▶ _Extracted records_:
□ □ □ □ □

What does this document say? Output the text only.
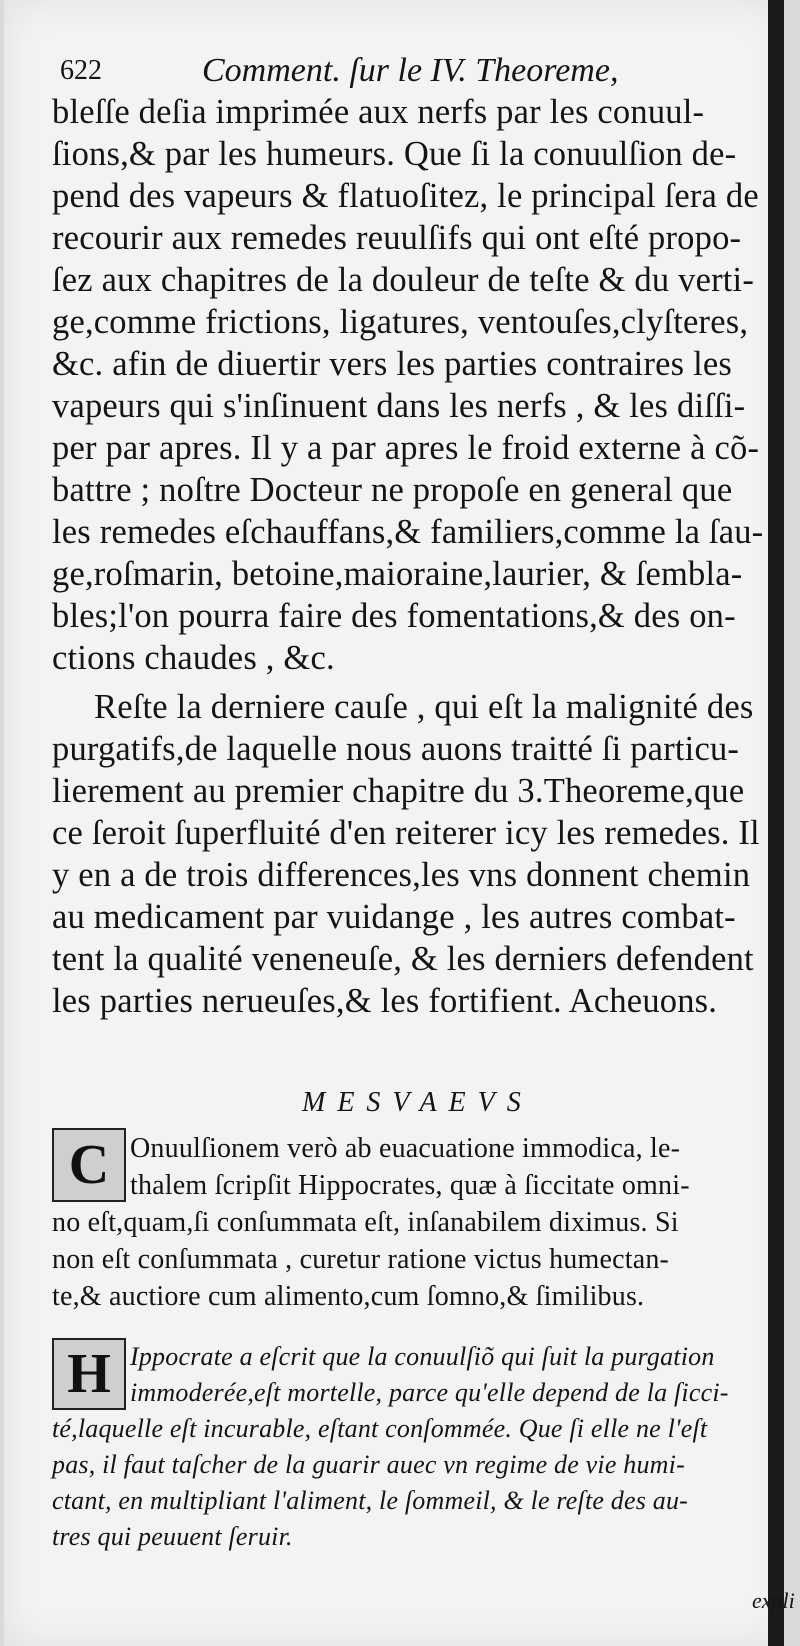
622	Comment. ſur le IV. Theoreme,
bleſſe deſia imprimée aux nerfs par les conuul-
ſions,& par les humeurs. Que ſi la conuulſion de-
pend des vapeurs & flatuoſitez, le principal ſera de
recourir aux remedes reuulſifs qui ont eſté propo-
ſez aux chapitres de la douleur de teſte & du verti-
ge,comme frictions, ligatures, ventouſes,clyſteres,
&c. afin de diuertir vers les parties contraires les
vapeurs qui s'inſinuent dans les nerfs , & les diſſi-
per par apres. Il y a par apres le froid externe à cõ-
battre ; noſtre Docteur ne propoſe en general que
les remedes eſchauffans,& familiers,comme la ſau-
ge,roſmarin, betoine,maioraine,laurier, & ſembla-
bles;l'on pourra faire des fomentations,& des on-
ctions chaudes , &c.
Reſte la derniere cauſe , qui eſt la malignité des
purgatifs,de laquelle nous auons traitté ſi particu-
lierement au premier chapitre du 3.Theoreme,que
ce ſeroit ſuperfluité d'en reiterer icy les remedes. Il
y en a de trois differences,les vns donnent chemin
au medicament par vuidange , les autres combat-
tent la qualité veneneuſe, & les derniers defendent
les parties nerueuſes,& les fortifient. Acheuons.
MESVAEVS
C Onuulſionem verò ab euacuatione immodica, le-
thalem ſcripſit Hippocrates, quæ à ſiccitate omni-
no eſt,quam,ſi conſummata eſt, inſanabilem diximus. Si
non eſt conſummata , curetur ratione victus humectan-
te,& auctiore cum alimento,cum ſomno,& ſimilibus.
H Ippocrate a eſcrit que la conuulſiõ qui ſuit la purgation
immoderée,eſt mortelle, parce qu'elle depend de la ſicci-
té,laquelle eſt incurable, eſtant conſommée. Que ſi elle ne l'eſt
pas, il faut taſcher de la guarir auec vn regime de vie humi-
ctant, en multipliant l'aliment, le ſommeil, & le reſte des au-
tres qui peuuent ſeruir.
expli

□ □ □ □ □

▶ _Brief_:
Your task is to reproduce all of the material exactly. The pictures stay out.

▶ _Worked solution_:
What does this document say? Output the text only.
622	Comment. ſur le IV. Theoreme,
bleſſe deſia imprimée aux nerfs par les conuul-
ſions,& par les humeurs. Que ſi la conuulſion de-
pend des vapeurs & flatuoſitez, le principal ſera de
recourir aux remedes reuulſifs qui ont eſté propo-
ſez aux chapitres de la douleur de teſte & du verti-
ge,comme frictions, ligatures, ventouſes,clyſteres,
&c. afin de diuertir vers les parties contraires les
vapeurs qui s'inſinuent dans les nerfs , & les diſſi-
per par apres. Il y a par apres le froid externe à cõ-
battre ; noſtre Docteur ne propoſe en general que
les remedes eſchauffans,& familiers,comme la ſau-
ge,roſmarin, betoine,maioraine,laurier, & ſembla-
bles;l'on pourra faire des fomentations,& des on-
ctions chaudes , &c.
Reſte la derniere cauſe , qui eſt la malignité des
purgatifs,de laquelle nous auons traitté ſi particu-
lierement au premier chapitre du 3.Theoreme,que
ce ſeroit ſuperfluité d'en reiterer icy les remedes. Il
y en a de trois differences,les vns donnent chemin
au medicament par vuidange , les autres combat-
tent la qualité veneneuſe, & les derniers defendent
les parties nerueuſes,& les fortifient. Acheuons.
MESVAEVS
C Onuulſionem verò ab euacuatione immodica, le-
thalem ſcripſit Hippocrates, quæ à ſiccitate omni-
no eſt,quam,ſi conſummata eſt, inſanabilem diximus. Si
non eſt conſummata , curetur ratione victus humectan-
te,& auctiore cum alimento,cum ſomno,& ſimilibus.
H Ippocrate a eſcrit que la conuulſiõ qui ſuit la purgation
immoderée,eſt mortelle, parce qu'elle depend de la ſicci-
té,laquelle eſt incurable, eſtant conſommée. Que ſi elle ne l'eſt
pas, il faut taſcher de la guarir auec vn regime de vie humi-
ctant, en multipliant l'aliment, le ſommeil, & le reſte des au-
tres qui peuuent ſeruir.
expli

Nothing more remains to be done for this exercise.